# Where to find good plumbing



## colio (Dec 8, 2012)

Hi all,

I am plumbing my tank up, and got an eshoppes PF-800 overflow (I know drilled is better, but is not an option). I am having the hell of a time finding plumbing connectors for it! It has a 1 inch bulkhead, with a threaded bulkhead. I thought this means I need a 1 inch f email PVC coupling to make the connection, but maybe a 1 inch pipe will slide inside the bulkhead? Can't find 1" PVC anywhere so far. Rona and Home Depot have 3/4" PVC or 1-1/4" black PVC, CT has even less, and even the plumbing supply stores I have tried (Miaia and Elete, downtown) can't seem to help me. 

Any ideas on where I should check? Where do you guys get your connectors and plumbing? I gather 1" is the most common size used for sump setups (maybe I am wrong?). I don't drive, so it has to be reasonably close to downtown. 

Thanks a lot!


----------



## 50seven (Feb 14, 2010)

Lowes has all the PVC fittings you'll need except bulkheads. Get them from MOPS

Sent from my Galaxy Nexus using Tapatalk 2


----------



## teemee (Aug 29, 2009)

+1 for MOPS.ca


----------



## badmedicine (Oct 27, 2012)

The guys at MOPS.CA are A#1 on my list for hardware.
Also Big Als stores will have some stuff, but it costs more- good for parts NOW.

Rows:
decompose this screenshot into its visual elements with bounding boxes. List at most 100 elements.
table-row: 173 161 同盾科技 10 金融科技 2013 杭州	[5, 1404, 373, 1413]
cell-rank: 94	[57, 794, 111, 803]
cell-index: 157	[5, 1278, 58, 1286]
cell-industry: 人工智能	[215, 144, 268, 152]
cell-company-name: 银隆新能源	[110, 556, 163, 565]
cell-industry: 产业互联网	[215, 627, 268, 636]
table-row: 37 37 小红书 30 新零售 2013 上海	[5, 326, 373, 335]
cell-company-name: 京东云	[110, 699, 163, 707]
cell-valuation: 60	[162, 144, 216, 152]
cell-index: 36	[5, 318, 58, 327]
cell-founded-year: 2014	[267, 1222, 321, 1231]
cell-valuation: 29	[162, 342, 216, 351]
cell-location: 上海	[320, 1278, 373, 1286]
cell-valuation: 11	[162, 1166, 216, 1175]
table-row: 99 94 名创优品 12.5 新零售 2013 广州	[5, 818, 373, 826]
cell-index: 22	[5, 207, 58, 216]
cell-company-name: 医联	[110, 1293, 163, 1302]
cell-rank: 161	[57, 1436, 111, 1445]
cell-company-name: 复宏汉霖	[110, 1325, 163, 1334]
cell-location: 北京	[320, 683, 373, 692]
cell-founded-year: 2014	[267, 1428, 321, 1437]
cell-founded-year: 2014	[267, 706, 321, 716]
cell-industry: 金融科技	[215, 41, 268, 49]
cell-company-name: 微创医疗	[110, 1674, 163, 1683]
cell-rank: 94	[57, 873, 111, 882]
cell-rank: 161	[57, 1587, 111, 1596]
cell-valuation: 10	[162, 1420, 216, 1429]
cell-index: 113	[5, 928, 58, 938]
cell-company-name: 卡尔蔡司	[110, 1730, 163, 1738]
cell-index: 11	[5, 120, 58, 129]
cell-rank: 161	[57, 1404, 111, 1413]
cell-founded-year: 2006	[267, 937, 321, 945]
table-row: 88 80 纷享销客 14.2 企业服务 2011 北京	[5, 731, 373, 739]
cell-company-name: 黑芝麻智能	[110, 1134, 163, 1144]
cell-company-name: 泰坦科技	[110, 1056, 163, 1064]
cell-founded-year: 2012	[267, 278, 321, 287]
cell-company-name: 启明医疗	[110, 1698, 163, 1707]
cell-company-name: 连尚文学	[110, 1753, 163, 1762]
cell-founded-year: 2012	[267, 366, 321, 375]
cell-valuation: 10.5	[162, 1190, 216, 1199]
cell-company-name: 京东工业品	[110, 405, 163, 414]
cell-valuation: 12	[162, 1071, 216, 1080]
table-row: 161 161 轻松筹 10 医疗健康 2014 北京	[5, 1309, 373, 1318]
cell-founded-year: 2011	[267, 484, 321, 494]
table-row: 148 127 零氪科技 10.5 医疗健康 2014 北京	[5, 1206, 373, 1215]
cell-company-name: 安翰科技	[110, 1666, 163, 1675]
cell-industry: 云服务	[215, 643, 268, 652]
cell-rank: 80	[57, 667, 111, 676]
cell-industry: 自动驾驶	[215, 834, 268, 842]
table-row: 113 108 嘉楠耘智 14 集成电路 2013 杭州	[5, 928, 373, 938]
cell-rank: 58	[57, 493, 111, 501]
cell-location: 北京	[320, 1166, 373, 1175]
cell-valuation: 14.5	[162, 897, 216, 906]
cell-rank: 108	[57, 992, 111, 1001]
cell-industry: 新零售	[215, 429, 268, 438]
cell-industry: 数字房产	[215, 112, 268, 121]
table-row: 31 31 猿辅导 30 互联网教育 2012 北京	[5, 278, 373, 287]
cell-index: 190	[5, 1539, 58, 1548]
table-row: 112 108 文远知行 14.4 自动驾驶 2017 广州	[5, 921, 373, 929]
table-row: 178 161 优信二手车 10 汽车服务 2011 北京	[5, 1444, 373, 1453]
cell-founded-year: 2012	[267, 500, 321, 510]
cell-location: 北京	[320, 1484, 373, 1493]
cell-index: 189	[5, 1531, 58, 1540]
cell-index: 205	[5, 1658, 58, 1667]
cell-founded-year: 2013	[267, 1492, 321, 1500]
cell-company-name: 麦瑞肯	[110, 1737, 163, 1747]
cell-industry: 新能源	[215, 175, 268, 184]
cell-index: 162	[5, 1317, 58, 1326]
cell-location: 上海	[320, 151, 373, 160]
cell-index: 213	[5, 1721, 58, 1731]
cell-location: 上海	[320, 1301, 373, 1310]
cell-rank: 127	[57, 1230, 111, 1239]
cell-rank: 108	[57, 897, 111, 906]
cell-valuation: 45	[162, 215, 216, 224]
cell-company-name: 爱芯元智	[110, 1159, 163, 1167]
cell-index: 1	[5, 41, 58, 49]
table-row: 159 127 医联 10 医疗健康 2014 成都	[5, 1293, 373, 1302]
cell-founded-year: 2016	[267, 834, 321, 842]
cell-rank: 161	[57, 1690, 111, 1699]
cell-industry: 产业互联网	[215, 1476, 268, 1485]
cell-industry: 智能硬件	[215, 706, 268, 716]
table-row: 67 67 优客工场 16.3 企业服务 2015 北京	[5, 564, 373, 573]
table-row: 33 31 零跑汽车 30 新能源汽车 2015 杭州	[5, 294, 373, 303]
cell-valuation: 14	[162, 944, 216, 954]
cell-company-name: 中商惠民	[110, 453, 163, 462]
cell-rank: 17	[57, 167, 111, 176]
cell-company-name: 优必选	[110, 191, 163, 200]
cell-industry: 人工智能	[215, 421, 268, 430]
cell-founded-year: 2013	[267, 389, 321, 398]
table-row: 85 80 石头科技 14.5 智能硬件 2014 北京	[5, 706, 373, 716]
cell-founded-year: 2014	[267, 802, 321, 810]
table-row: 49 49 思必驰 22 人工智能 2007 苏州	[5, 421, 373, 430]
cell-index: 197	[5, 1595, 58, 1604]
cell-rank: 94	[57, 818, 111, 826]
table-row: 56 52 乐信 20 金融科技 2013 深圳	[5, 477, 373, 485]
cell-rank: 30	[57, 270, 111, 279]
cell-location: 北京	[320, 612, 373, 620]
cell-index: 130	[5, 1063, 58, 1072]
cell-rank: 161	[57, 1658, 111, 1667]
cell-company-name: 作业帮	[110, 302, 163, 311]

Task instructions:
Copy out the full forum thread on finding plumbing fittings, word for word.

Task result:
# Where to find good plumbing



## colio (Dec 8, 2012)

Hi all,

I am plumbing my tank up, and got an eshoppes PF-800 overflow (I know drilled is better, but is not an option). I am having the hell of a time finding plumbing connectors for it! It has a 1 inch bulkhead, with a threaded bulkhead. I thought this means I need a 1 inch f email PVC coupling to make the connection, but maybe a 1 inch pipe will slide inside the bulkhead? Can't find 1" PVC anywhere so far. Rona and Home Depot have 3/4" PVC or 1-1/4" black PVC, CT has even less, and even the plumbing supply stores I have tried (Miaia and Elete, downtown) can't seem to help me. 

Any ideas on where I should check? Where do you guys get your connectors and plumbing? I gather 1" is the most common size used for sump setups (maybe I am wrong?). I don't drive, so it has to be reasonably close to downtown. 

Thanks a lot!


----------



## 50seven (Feb 14, 2010)

Lowes has all the PVC fittings you'll need except bulkheads. Get them from MOPS

Sent from my Galaxy Nexus using Tapatalk 2


----------



## teemee (Aug 29, 2009)

+1 for MOPS.ca


----------



## badmedicine (Oct 27, 2012)

The guys at MOPS.CA are A#1 on my list for hardware.
Also Big Als stores will have some stuff, but it costs more- good for parts NOW.